● AIM
Give the material again in full, matching it exactly.

● DATASET RECORDS
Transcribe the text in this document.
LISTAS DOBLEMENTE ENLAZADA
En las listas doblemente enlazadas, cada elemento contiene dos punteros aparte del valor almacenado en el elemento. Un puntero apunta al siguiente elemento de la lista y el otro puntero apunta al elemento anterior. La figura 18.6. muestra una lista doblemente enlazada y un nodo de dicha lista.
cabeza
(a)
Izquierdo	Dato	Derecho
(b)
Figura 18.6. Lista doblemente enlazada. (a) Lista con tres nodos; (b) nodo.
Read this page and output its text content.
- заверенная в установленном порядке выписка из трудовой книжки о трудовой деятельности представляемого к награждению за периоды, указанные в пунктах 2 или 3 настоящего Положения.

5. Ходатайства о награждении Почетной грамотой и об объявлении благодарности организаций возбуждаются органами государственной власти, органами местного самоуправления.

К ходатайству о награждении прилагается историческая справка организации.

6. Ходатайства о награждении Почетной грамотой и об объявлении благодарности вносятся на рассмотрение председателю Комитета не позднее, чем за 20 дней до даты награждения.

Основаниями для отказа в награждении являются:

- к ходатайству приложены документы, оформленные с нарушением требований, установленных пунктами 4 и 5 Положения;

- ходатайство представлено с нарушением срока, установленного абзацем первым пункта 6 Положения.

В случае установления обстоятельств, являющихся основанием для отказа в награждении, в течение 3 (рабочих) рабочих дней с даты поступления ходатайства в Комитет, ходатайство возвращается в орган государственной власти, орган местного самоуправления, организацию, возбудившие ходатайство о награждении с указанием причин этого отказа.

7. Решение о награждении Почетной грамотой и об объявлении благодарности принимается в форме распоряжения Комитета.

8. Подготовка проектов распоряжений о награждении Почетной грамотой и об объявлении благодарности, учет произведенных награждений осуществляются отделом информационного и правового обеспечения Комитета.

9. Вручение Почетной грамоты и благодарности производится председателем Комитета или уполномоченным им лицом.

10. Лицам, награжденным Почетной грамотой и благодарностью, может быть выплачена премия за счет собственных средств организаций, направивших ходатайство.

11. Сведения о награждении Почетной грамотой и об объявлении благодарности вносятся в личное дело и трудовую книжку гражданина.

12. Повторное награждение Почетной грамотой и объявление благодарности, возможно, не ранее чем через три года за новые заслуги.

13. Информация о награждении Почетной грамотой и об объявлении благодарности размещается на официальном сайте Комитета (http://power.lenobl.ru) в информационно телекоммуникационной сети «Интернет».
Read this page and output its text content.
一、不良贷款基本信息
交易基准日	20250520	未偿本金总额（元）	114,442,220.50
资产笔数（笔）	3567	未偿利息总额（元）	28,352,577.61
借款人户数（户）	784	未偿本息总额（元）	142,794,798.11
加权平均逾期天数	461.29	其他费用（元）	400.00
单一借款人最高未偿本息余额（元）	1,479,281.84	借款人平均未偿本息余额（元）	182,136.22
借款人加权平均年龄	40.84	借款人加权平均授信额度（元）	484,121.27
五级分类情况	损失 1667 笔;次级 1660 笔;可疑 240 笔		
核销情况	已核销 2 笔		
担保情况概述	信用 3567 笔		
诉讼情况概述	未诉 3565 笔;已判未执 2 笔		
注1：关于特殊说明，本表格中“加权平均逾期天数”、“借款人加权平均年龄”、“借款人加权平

● OUTPUT OF THE TASK
Transcribe the text in this document.
LISTAS DOBLEMENTE ENLAZADA
En las listas doblemente enlazadas, cada elemento contiene dos punteros aparte del valor almacenado en el elemento. Un puntero apunta al siguiente elemento de la lista y el otro puntero apunta al elemento anterior. La figura 18.6. muestra una lista doblemente enlazada y un nodo de dicha lista.
cabeza
(a)
Izquierdo	Dato	Derecho
(b)
Figura 18.6. Lista doblemente enlazada. (a) Lista con tres nodos; (b) nodo.
Read this page and output its text content.
- заверенная в установленном порядке выписка из трудовой книжки о трудовой деятельности представляемого к награждению за периоды, указанные в пунктах 2 или 3 настоящего Положения.

5. Ходатайства о награждении Почетной грамотой и об объявлении благодарности организаций возбуждаются органами государственной власти, органами местного самоуправления.

К ходатайству о награждении прилагается историческая справка организации.

6. Ходатайства о награждении Почетной грамотой и об объявлении благодарности вносятся на рассмотрение председателю Комитета не позднее, чем за 20 дней до даты награждения.

Основаниями для отказа в награждении являются:

- к ходатайству приложены документы, оформленные с нарушением требований, установленных пунктами 4 и 5 Положения;

- ходатайство представлено с нарушением срока, установленного абзацем первым пункта 6 Положения.

В случае установления обстоятельств, являющихся основанием для отказа в награждении, в течение 3 (рабочих) рабочих дней с даты поступления ходатайства в Комитет, ходатайство возвращается в орган государственной власти, орган местного самоуправления, организацию, возбудившие ходатайство о награждении с указанием причин этого отказа.

7. Решение о награждении Почетной грамотой и об объявлении благодарности принимается в форме распоряжения Комитета.

8. Подготовка проектов распоряжений о награждении Почетной грамотой и об объявлении благодарности, учет произведенных награждений осуществляются отделом информационного и правового обеспечения Комитета.

9. Вручение Почетной грамоты и благодарности производится председателем Комитета или уполномоченным им лицом.

10. Лицам, награжденным Почетной грамотой и благодарностью, может быть выплачена премия за счет собственных средств организаций, направивших ходатайство.

11. Сведения о награждении Почетной грамотой и об объявлении благодарности вносятся в личное дело и трудовую книжку гражданина.

12. Повторное награждение Почетной грамотой и объявление благодарности, возможно, не ранее чем через три года за новые заслуги.

13. Информация о награждении Почетной грамотой и об объявлении благодарности размещается на официальном сайте Комитета (http://power.lenobl.ru) в информационно телекоммуникационной сети «Интернет».
Read this page and output its text content.
一、不良贷款基本信息
交易基准日	20250520	未偿本金总额（元）	114,442,220.50
资产笔数（笔）	3567	未偿利息总额（元）	28,352,577.61
借款人户数（户）	784	未偿本息总额（元）	142,794,798.11
加权平均逾期天数	461.29	其他费用（元）	400.00
单一借款人最高未偿本息余额（元）	1,479,281.84	借款人平均未偿本息余额（元）	182,136.22
借款人加权平均年龄	40.84	借款人加权平均授信额度（元）	484,121.27
五级分类情况	损失 1667 笔;次级 1660 笔;可疑 240 笔		
核销情况	已核销 2 笔		
担保情况概述	信用 3567 笔		
诉讼情况概述	未诉 3565 笔;已判未执 2 笔		
注1：关于特殊说明，本表格中“加权平均逾期天数”、“借款人加权平均年龄”、“借款人加权平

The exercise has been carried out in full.